Work required = Transcribe the records below exactly as they appear, omitting any pictures.

Record excerpts =
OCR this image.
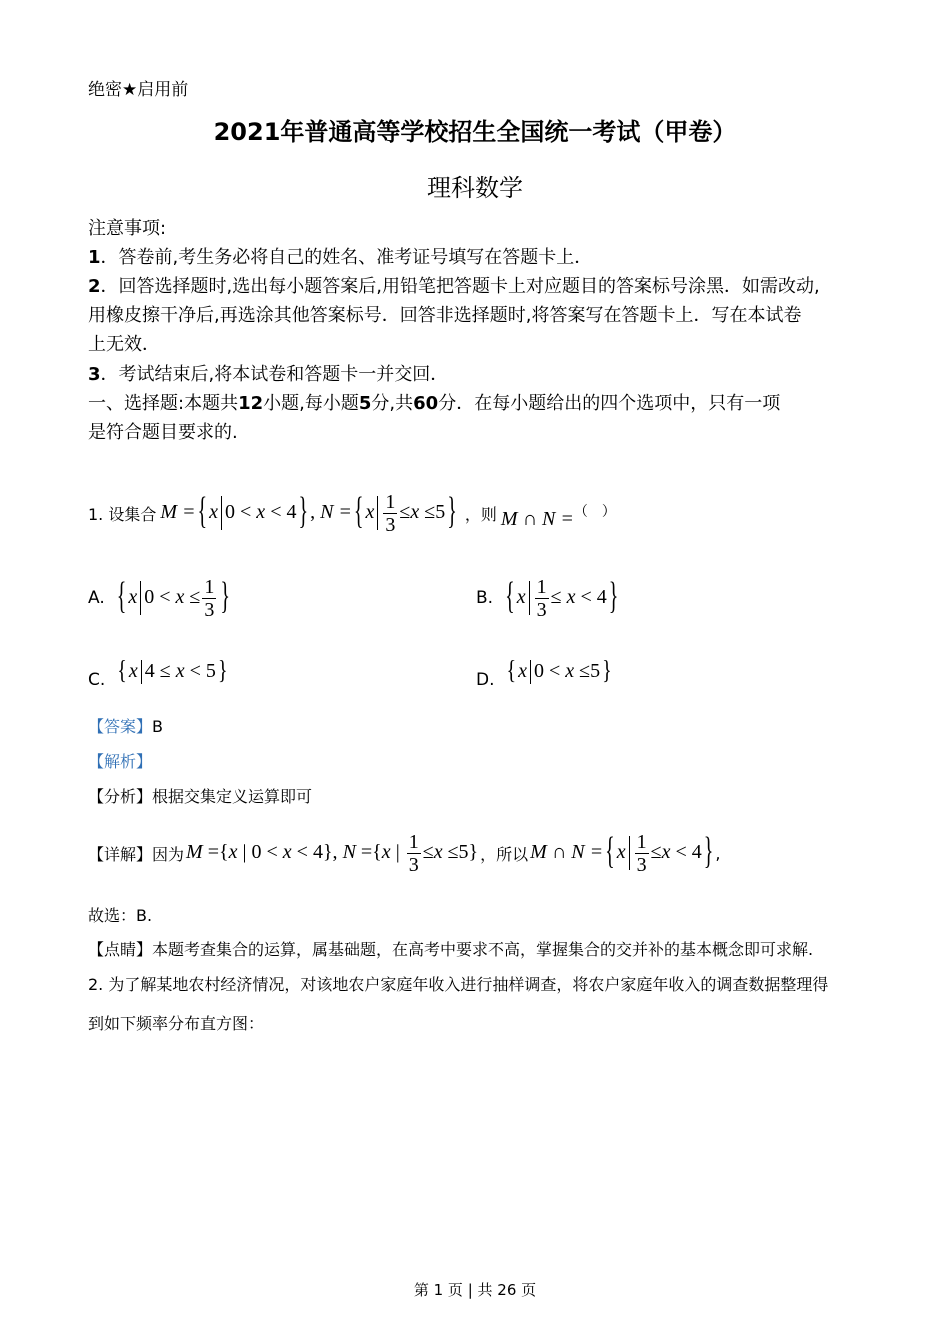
绝密★启用前
2021年普通高等学校招生全国统一考试（甲卷）
理科数学
注意事项:
1．答卷前,考生务必将自己的姓名、准考证号填写在答题卡上．
2．回答选择题时,选出每小题答案后,用铅笔把答题卡上对应题目的答案标号涂黑．如需改动,
用橡皮擦干净后,再选涂其他答案标号．回答非选择题时,将答案写在答题卡上．写在本试卷
上无效．
3．考试结束后,将本试卷和答题卡一并交回．
一、选择题:本题共12小题,每小题5分,共60分．在每小题给出的四个选项中，只有一项
是符合题目要求的.
1. 设集合 M = { x 0 < x < 4 } , N = { x $\frac{1}{3} \le x \le 5$ } ，则 M ∩ N = （　）
A. { x $0 < x \le \frac{1}{3}$ }	B. { x $\frac{1}{3} \le x < 4$ }
C. { x 4 ≤ x < 5 }	D. { x 0 < x ≤5 }
【答案】B
【解析】
【分析】根据交集定义运算即可
【详解】 因为 M ={x | 0 < x < 4}, N ={x | $\frac{1}{3} \le x \le 5$} ，所以 M ∩ N = { x $\frac{1}{3} \le x < 4$ } ,
故选：B.
【点睛】本题考查集合的运算，属基础题，在高考中要求不高，掌握集合的交并补的基本概念即可求解.
2. 为了解某地农村经济情况，对该地农户家庭年收入进行抽样调查，将农户家庭年收入的调查数据整理得
到如下频率分布直方图：
第 1 页 | 共 26 页
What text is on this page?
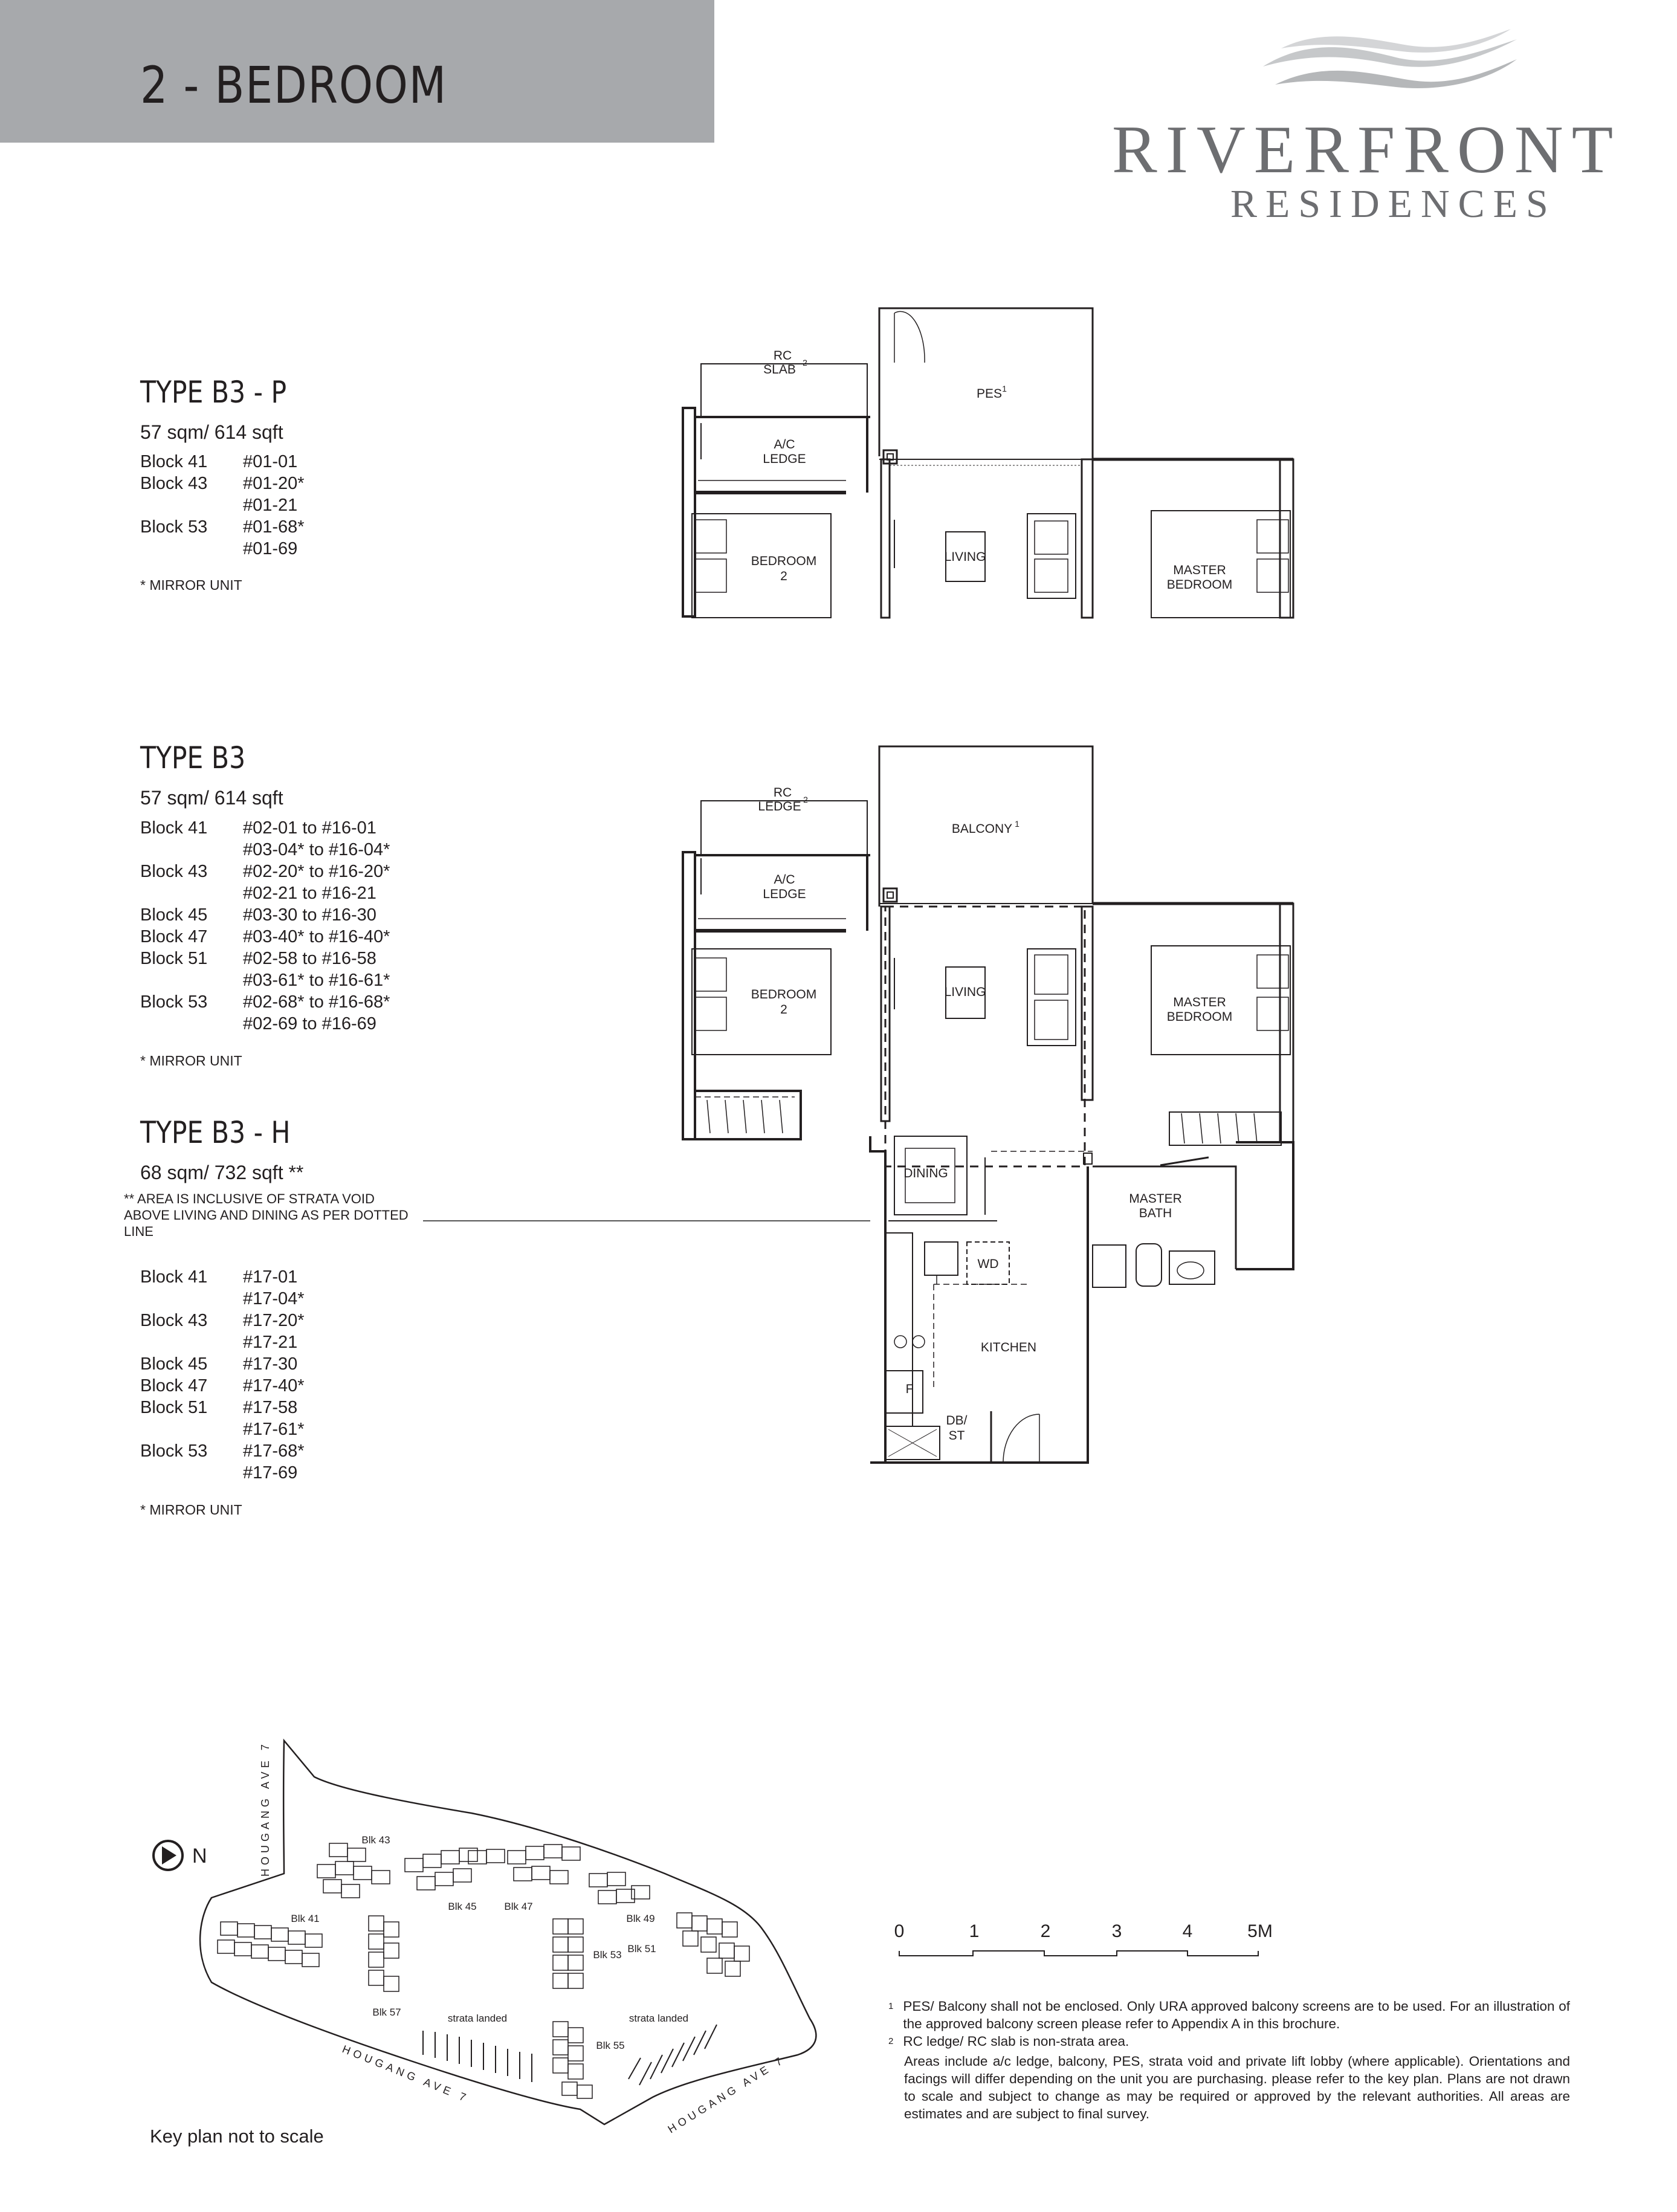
2 - BEDROOM
RIVERFRONT
RESIDENCES
TYPE B3 - P
57 sqm/ 614 sqft
Block 41	#01-01
Block 43	#01-20*
	#01-21
Block 53	#01-68*
	#01-69
* MIRROR UNIT
TYPE B3
57 sqm/ 614 sqft
Block 41	#02-01 to #16-01
	#03-04* to #16-04*
Block 43	#02-20* to #16-20*
	#02-21 to #16-21
Block 45	#03-30 to #16-30
Block 47	#03-40* to #16-40*
Block 51	#02-58 to #16-58
	#03-61* to #16-61*
Block 53	#02-68* to #16-68*
	#02-69 to #16-69
* MIRROR UNIT
TYPE B3 - H
68 sqm/ 732 sqft **
** AREA IS INCLUSIVE OF STRATA VOID ABOVE LIVING AND DINING AS PER DOTTED LINE
Block 41	#17-01
	#17-04*
Block 43	#17-20*
	#17-21
Block 45	#17-30
Block 47	#17-40*
Block 51	#17-58
	#17-61*
Block 53	#17-68*
	#17-69
* MIRROR UNIT
RC
SLAB 2
PES 1
A/C
LEDGE
BEDROOM
2
LIVING
MASTER
BEDROOM
RC
LEDGE 2
BALCONY 1
A/C
LEDGE
BEDROOM
2
LIVING
MASTER
BEDROOM
DINING
MASTER
BATH
WD
KITCHEN
F
DB/
ST
N	HOUGANG AVE 7
HOUGANG AVE 7	HOUGANG AVE 7
Blk 43
Blk 41
Blk 45	Blk 47
Blk 49
Blk 51
Blk 53
Blk 55
Blk 57
strata landed	strata landed
Key plan not to scale
0	1	2	3	4	5M
1 PES/ Balcony shall not be enclosed. Only URA approved balcony screens are to be used. For an illustration of the approved balcony screen please refer to Appendix A in this brochure.
2 RC ledge/ RC slab is non-strata area.
Areas include a/c ledge, balcony, PES, strata void and private lift lobby (where applicable). Orientations and facings will differ depending on the unit you are purchasing. please refer to the key plan. Plans are not drawn to scale and subject to change as may be required or approved by the relevant authorities. All areas are estimates and are subject to final survey.
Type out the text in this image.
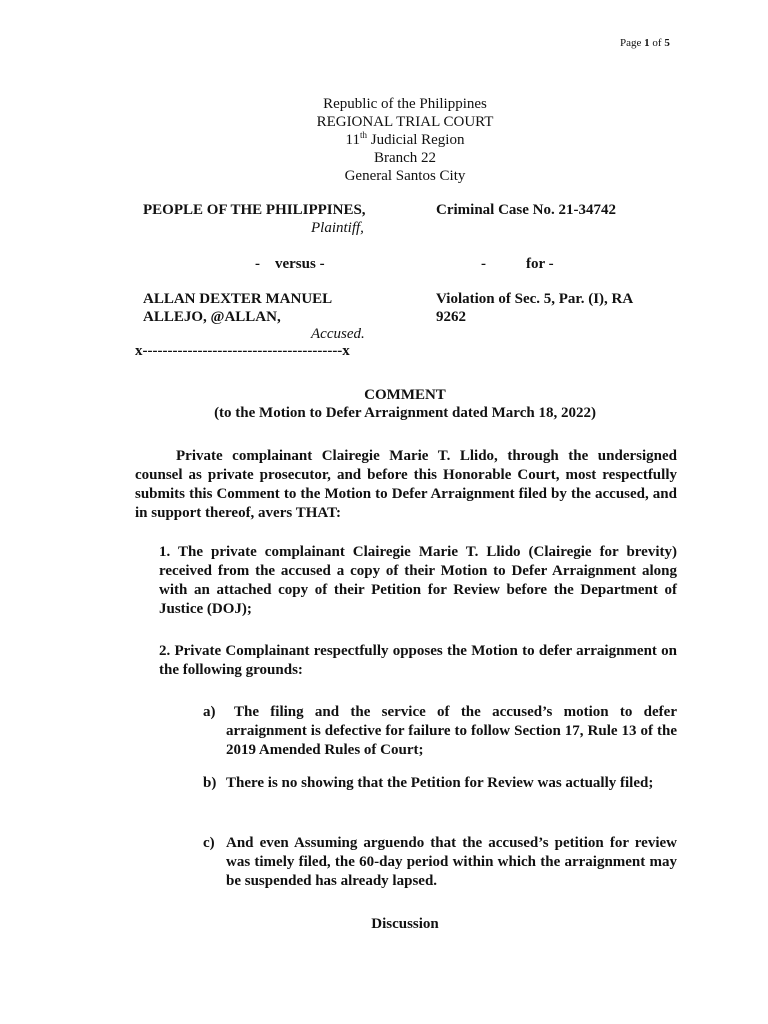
Page 1 of 5
Republic of the Philippines
REGIONAL TRIAL COURT
11th Judicial Region
Branch 22
General Santos City
PEOPLE OF THE PHILIPPINES,
Plaintiff,
-    versus -
ALLAN DEXTER MANUEL
ALLEJO, @ALLAN,
Accused.
x----------------------------------------x
Criminal Case No. 21-34742
-	for -
Violation of Sec. 5, Par. (I), RA
9262
COMMENT
(to the Motion to Defer Arraignment dated March 18, 2022)
Private complainant Clairegie Marie T. Llido, through the undersigned counsel as private prosecutor, and before this Honorable Court, most respectfully submits this Comment to the Motion to Defer Arraignment filed by the accused, and in support thereof, avers THAT:
1. The private complainant Clairegie Marie T. Llido (Clairegie for brevity) received from the accused a copy of their Motion to Defer Arraignment along with an attached copy of their Petition for Review before the Department of Justice (DOJ);
2. Private Complainant respectfully opposes the Motion to defer arraignment on the following grounds:
a)	The filing and the service of the accused’s motion to defer arraignment is defective for failure to follow Section 17, Rule 13 of the 2019 Amended Rules of Court;
b) There is no showing that the Petition for Review was actually filed;
c) And even Assuming arguendo that the accused’s petition for review was timely filed, the 60-day period within which the arraignment may be suspended has already lapsed.
Discussion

Output of the task =
OCR this image.
绝密★启用前
2021年普通高等学校招生全国统一考试（甲卷）
理科数学
注意事项:
1．答卷前,考生务必将自己的姓名、准考证号填写在答题卡上．
2．回答选择题时,选出每小题答案后,用铅笔把答题卡上对应题目的答案标号涂黑．如需改动,
用橡皮擦干净后,再选涂其他答案标号．回答非选择题时,将答案写在答题卡上．写在本试卷
上无效．
3．考试结束后,将本试卷和答题卡一并交回．
一、选择题:本题共12小题,每小题5分,共60分．在每小题给出的四个选项中，只有一项
是符合题目要求的.
1. 设集合 M = { x 0 < x < 4 } , N = { x $\frac{1}{3} \le x \le 5$ } ，则 M ∩ N = （　）
A. { x $0 < x \le \frac{1}{3}$ }	B. { x $\frac{1}{3} \le x < 4$ }
C. { x 4 ≤ x < 5 }	D. { x 0 < x ≤5 }
【答案】B
【解析】
【分析】根据交集定义运算即可
【详解】 因为 M ={x | 0 < x < 4}, N ={x | $\frac{1}{3} \le x \le 5$} ，所以 M ∩ N = { x $\frac{1}{3} \le x < 4$ } ,
故选：B.
【点睛】本题考查集合的运算，属基础题，在高考中要求不高，掌握集合的交并补的基本概念即可求解.
2. 为了解某地农村经济情况，对该地农户家庭年收入进行抽样调查，将农户家庭年收入的调查数据整理得
到如下频率分布直方图：
第 1 页 | 共 26 页
What text is on this page?
2 - BEDROOM
RIVERFRONT
RESIDENCES
TYPE B3 - P
57 sqm/ 614 sqft
Block 41	#01-01
Block 43	#01-20*
	#01-21
Block 53	#01-68*
	#01-69
* MIRROR UNIT
TYPE B3
57 sqm/ 614 sqft
Block 41	#02-01 to #16-01
	#03-04* to #16-04*
Block 43	#02-20* to #16-20*
	#02-21 to #16-21
Block 45	#03-30 to #16-30
Block 47	#03-40* to #16-40*
Block 51	#02-58 to #16-58
	#03-61* to #16-61*
Block 53	#02-68* to #16-68*
	#02-69 to #16-69
* MIRROR UNIT
TYPE B3 - H
68 sqm/ 732 sqft **
** AREA IS INCLUSIVE OF STRATA VOID ABOVE LIVING AND DINING AS PER DOTTED LINE
Block 41	#17-01
	#17-04*
Block 43	#17-20*
	#17-21
Block 45	#17-30
Block 47	#17-40*
Block 51	#17-58
	#17-61*
Block 53	#17-68*
	#17-69
* MIRROR UNIT
RC
SLAB 2
PES 1
A/C
LEDGE
BEDROOM
2
LIVING
MASTER
BEDROOM
RC
LEDGE 2
BALCONY 1
A/C
LEDGE
BEDROOM
2
LIVING
MASTER
BEDROOM
DINING
MASTER
BATH
WD
KITCHEN
F
DB/
ST
N	HOUGANG AVE 7
HOUGANG AVE 7	HOUGANG AVE 7
Blk 43
Blk 41
Blk 45	Blk 47
Blk 49
Blk 51
Blk 53
Blk 55
Blk 57
strata landed	strata landed
Key plan not to scale
0	1	2	3	4	5M
1 PES/ Balcony shall not be enclosed. Only URA approved balcony screens are to be used. For an illustration of the approved balcony screen please refer to Appendix A in this brochure.
2 RC ledge/ RC slab is non-strata area.
Areas include a/c ledge, balcony, PES, strata void and private lift lobby (where applicable). Orientations and facings will differ depending on the unit you are purchasing. please refer to the key plan. Plans are not drawn to scale and subject to change as may be required or approved by the relevant authorities. All areas are estimates and are subject to final survey.
Type out the text in this image.
Page 1 of 5
Republic of the Philippines
REGIONAL TRIAL COURT
11th Judicial Region
Branch 22
General Santos City
PEOPLE OF THE PHILIPPINES,
Plaintiff,
-    versus -
ALLAN DEXTER MANUEL
ALLEJO, @ALLAN,
Accused.
x----------------------------------------x
Criminal Case No. 21-34742
-	for -
Violation of Sec. 5, Par. (I), RA
9262
COMMENT
(to the Motion to Defer Arraignment dated March 18, 2022)
Private complainant Clairegie Marie T. Llido, through the undersigned counsel as private prosecutor, and before this Honorable Court, most respectfully submits this Comment to the Motion to Defer Arraignment filed by the accused, and in support thereof, avers THAT:
1. The private complainant Clairegie Marie T. Llido (Clairegie for brevity) received from the accused a copy of their Motion to Defer Arraignment along with an attached copy of their Petition for Review before the Department of Justice (DOJ);
2. Private Complainant respectfully opposes the Motion to defer arraignment on the following grounds:
a)	The filing and the service of the accused’s motion to defer arraignment is defective for failure to follow Section 17, Rule 13 of the 2019 Amended Rules of Court;
b) There is no showing that the Petition for Review was actually filed;
c) And even Assuming arguendo that the accused’s petition for review was timely filed, the 60-day period within which the arraignment may be suspended has already lapsed.
Discussion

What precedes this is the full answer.